--- Given data ---

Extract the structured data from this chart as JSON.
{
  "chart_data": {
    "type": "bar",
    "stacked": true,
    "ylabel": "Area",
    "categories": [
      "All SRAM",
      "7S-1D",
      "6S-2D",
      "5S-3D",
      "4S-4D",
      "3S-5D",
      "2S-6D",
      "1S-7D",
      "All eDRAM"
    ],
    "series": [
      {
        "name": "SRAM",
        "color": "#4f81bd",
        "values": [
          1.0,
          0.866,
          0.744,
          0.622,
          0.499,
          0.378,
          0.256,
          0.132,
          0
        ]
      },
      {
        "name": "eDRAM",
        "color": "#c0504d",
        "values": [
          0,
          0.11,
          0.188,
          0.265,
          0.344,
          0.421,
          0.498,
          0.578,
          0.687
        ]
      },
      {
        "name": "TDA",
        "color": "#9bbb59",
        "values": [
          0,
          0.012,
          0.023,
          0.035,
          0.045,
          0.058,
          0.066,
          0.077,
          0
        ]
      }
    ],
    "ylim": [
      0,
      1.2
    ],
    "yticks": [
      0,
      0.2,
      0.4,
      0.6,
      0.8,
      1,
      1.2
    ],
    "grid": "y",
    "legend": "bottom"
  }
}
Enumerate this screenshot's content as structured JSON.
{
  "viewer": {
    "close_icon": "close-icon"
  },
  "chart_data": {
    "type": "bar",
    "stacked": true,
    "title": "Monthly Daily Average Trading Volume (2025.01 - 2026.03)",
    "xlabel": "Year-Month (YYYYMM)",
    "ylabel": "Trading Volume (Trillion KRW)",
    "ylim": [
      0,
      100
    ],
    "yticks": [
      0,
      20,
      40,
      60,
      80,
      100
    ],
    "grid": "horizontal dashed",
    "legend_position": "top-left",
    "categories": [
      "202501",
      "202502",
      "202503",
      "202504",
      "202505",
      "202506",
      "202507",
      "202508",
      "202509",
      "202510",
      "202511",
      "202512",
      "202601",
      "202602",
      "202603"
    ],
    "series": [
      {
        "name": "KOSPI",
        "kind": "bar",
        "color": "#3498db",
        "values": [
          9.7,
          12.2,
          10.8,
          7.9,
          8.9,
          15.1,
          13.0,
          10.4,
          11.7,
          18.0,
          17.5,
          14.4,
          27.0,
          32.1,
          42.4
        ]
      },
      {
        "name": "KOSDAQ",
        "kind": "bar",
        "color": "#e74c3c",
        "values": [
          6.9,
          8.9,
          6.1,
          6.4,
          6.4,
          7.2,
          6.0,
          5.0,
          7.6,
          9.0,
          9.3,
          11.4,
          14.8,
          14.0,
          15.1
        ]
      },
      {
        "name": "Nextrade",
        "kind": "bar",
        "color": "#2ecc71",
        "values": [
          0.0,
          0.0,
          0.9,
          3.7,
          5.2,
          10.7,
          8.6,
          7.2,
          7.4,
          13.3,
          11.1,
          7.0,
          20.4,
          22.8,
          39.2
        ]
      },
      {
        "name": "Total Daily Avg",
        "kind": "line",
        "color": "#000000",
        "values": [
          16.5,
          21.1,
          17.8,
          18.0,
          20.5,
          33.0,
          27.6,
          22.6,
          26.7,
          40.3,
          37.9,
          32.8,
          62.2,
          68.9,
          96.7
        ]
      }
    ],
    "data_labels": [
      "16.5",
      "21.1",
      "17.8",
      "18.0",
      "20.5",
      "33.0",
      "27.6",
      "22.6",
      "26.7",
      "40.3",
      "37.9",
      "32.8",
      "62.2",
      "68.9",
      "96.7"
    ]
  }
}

---

Aim of the exercise — All of the entries need to be reproduced exactly; please write them out.

Output —
Extract the structured data from this chart as JSON.
{
  "chart_data": {
    "type": "bar",
    "stacked": true,
    "ylabel": "Area",
    "categories": [
      "All SRAM",
      "7S-1D",
      "6S-2D",
      "5S-3D",
      "4S-4D",
      "3S-5D",
      "2S-6D",
      "1S-7D",
      "All eDRAM"
    ],
    "series": [
      {
        "name": "SRAM",
        "color": "#4f81bd",
        "values": [
          1.0,
          0.866,
          0.744,
          0.622,
          0.499,
          0.378,
          0.256,
          0.132,
          0
        ]
      },
      {
        "name": "eDRAM",
        "color": "#c0504d",
        "values": [
          0,
          0.11,
          0.188,
          0.265,
          0.344,
          0.421,
          0.498,
          0.578,
          0.687
        ]
      },
      {
        "name": "TDA",
        "color": "#9bbb59",
        "values": [
          0,
          0.012,
          0.023,
          0.035,
          0.045,
          0.058,
          0.066,
          0.077,
          0
        ]
      }
    ],
    "ylim": [
      0,
      1.2
    ],
    "yticks": [
      0,
      0.2,
      0.4,
      0.6,
      0.8,
      1,
      1.2
    ],
    "grid": "y",
    "legend": "bottom"
  }
}
Enumerate this screenshot's content as structured JSON.
{
  "viewer": {
    "close_icon": "close-icon"
  },
  "chart_data": {
    "type": "bar",
    "stacked": true,
    "title": "Monthly Daily Average Trading Volume (2025.01 - 2026.03)",
    "xlabel": "Year-Month (YYYYMM)",
    "ylabel": "Trading Volume (Trillion KRW)",
    "ylim": [
      0,
      100
    ],
    "yticks": [
      0,
      20,
      40,
      60,
      80,
      100
    ],
    "grid": "horizontal dashed",
    "legend_position": "top-left",
    "categories": [
      "202501",
      "202502",
      "202503",
      "202504",
      "202505",
      "202506",
      "202507",
      "202508",
      "202509",
      "202510",
      "202511",
      "202512",
      "202601",
      "202602",
      "202603"
    ],
    "series": [
      {
        "name": "KOSPI",
        "kind": "bar",
        "color": "#3498db",
        "values": [
          9.7,
          12.2,
          10.8,
          7.9,
          8.9,
          15.1,
          13.0,
          10.4,
          11.7,
          18.0,
          17.5,
          14.4,
          27.0,
          32.1,
          42.4
        ]
      },
      {
        "name": "KOSDAQ",
        "kind": "bar",
        "color": "#e74c3c",
        "values": [
          6.9,
          8.9,
          6.1,
          6.4,
          6.4,
          7.2,
          6.0,
          5.0,
          7.6,
          9.0,
          9.3,
          11.4,
          14.8,
          14.0,
          15.1
        ]
      },
      {
        "name": "Nextrade",
        "kind": "bar",
        "color": "#2ecc71",
        "values": [
          0.0,
          0.0,
          0.9,
          3.7,
          5.2,
          10.7,
          8.6,
          7.2,
          7.4,
          13.3,
          11.1,
          7.0,
          20.4,
          22.8,
          39.2
        ]
      },
      {
        "name": "Total Daily Avg",
        "kind": "line",
        "color": "#000000",
        "values": [
          16.5,
          21.1,
          17.8,
          18.0,
          20.5,
          33.0,
          27.6,
          22.6,
          26.7,
          40.3,
          37.9,
          32.8,
          62.2,
          68.9,
          96.7
        ]
      }
    ],
    "data_labels": [
      "16.5",
      "21.1",
      "17.8",
      "18.0",
      "20.5",
      "33.0",
      "27.6",
      "22.6",
      "26.7",
      "40.3",
      "37.9",
      "32.8",
      "62.2",
      "68.9",
      "96.7"
    ]
  }
}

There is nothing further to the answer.